Data records »

· · · ·

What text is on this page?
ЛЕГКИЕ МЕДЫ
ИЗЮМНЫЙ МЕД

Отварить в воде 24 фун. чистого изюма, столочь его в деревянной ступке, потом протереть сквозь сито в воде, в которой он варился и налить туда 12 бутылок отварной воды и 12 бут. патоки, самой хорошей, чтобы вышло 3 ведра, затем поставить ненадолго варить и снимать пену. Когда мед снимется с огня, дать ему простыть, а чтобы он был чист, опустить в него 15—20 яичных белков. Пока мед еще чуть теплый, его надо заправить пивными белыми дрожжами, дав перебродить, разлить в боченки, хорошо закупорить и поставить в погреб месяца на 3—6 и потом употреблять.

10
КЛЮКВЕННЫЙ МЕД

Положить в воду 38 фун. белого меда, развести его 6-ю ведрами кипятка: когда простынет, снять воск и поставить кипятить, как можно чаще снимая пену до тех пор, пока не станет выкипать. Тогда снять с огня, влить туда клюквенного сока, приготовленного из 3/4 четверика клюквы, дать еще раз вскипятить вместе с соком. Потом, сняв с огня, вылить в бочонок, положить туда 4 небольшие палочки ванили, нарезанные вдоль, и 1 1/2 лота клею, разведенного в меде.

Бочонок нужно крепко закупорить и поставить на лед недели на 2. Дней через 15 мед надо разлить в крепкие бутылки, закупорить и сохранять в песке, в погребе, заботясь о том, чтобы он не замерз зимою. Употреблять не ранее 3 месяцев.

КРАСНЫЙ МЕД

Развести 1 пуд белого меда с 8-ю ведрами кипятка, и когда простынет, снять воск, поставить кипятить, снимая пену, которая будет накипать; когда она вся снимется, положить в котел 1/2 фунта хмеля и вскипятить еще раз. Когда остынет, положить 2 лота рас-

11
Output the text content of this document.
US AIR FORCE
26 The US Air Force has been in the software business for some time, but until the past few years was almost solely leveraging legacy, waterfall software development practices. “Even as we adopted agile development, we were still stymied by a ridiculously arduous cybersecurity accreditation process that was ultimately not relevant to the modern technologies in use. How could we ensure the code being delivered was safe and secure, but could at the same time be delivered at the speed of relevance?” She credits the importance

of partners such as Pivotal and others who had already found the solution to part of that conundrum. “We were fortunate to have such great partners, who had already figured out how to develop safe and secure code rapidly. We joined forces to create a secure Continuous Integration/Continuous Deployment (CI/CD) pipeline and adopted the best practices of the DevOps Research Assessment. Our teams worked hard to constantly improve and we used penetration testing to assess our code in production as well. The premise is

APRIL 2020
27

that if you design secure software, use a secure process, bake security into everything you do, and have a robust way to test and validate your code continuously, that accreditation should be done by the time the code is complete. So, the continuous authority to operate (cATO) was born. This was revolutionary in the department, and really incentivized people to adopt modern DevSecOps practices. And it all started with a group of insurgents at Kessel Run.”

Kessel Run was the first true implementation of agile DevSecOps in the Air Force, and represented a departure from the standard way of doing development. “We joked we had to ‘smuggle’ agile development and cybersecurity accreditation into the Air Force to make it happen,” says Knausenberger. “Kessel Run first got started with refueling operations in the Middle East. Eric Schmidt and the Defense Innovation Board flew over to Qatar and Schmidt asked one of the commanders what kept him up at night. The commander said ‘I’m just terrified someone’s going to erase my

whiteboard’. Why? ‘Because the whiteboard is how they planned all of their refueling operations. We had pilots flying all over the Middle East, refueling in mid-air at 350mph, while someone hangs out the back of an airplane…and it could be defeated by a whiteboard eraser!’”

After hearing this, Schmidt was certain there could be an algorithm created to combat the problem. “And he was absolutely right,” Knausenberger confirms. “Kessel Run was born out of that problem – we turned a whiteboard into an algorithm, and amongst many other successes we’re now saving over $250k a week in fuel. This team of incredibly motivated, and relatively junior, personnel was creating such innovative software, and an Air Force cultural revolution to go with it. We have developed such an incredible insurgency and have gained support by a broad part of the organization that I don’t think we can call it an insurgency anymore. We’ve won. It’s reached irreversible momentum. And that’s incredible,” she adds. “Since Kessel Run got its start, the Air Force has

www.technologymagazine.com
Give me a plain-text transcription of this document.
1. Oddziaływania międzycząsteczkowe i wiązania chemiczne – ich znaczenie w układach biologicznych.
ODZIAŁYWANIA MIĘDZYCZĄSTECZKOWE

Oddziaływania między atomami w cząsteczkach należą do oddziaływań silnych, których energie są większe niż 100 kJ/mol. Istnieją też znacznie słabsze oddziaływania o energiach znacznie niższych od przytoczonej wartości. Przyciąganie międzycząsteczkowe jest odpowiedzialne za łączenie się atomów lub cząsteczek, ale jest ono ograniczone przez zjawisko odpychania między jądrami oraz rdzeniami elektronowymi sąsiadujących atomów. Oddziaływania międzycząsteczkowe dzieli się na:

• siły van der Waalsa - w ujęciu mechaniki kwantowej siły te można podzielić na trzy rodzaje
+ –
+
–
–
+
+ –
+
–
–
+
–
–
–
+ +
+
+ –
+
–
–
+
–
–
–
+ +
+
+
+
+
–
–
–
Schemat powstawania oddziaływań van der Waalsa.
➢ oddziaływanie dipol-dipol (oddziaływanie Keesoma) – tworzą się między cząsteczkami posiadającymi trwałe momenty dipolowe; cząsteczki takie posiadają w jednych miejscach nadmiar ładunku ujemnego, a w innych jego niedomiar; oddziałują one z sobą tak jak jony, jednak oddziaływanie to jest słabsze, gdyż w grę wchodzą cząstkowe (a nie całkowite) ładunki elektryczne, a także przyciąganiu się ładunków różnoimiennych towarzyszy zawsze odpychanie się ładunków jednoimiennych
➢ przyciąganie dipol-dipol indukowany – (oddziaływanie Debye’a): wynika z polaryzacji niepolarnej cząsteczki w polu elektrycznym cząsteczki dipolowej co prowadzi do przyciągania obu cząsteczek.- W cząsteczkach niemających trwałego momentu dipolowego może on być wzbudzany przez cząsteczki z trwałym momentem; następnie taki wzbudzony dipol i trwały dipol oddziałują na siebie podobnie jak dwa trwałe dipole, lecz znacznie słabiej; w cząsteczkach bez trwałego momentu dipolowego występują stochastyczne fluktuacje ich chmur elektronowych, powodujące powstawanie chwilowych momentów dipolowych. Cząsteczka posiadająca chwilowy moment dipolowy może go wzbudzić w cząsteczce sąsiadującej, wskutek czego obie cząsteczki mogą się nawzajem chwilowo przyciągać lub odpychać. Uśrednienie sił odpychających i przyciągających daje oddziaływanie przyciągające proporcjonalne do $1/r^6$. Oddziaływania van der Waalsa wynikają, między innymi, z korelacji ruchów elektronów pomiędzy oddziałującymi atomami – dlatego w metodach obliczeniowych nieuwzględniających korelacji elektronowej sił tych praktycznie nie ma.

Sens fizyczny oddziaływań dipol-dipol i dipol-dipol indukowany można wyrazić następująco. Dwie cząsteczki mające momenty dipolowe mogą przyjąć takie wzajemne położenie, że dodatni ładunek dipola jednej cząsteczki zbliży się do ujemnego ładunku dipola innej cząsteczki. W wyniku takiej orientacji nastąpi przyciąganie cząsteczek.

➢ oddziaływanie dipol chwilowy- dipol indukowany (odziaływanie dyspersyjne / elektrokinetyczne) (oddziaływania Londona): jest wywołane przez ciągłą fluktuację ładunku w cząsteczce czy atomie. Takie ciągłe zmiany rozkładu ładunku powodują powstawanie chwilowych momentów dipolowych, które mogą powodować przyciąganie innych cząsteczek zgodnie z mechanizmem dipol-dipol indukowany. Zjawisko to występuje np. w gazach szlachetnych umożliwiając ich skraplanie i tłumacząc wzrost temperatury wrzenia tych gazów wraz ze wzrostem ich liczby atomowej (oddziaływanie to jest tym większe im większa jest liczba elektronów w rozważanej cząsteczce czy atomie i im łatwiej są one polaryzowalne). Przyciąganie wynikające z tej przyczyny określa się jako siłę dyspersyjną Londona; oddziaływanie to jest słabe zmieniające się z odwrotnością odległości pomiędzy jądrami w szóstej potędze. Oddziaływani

· · · ·

EXERCISE OBJECTIVE » Gather up every line in the data above that contains the word "document", copying each one.

OUTPUT OF THE TASK »
Output the text content of this document.
Give me a plain-text transcription of this document.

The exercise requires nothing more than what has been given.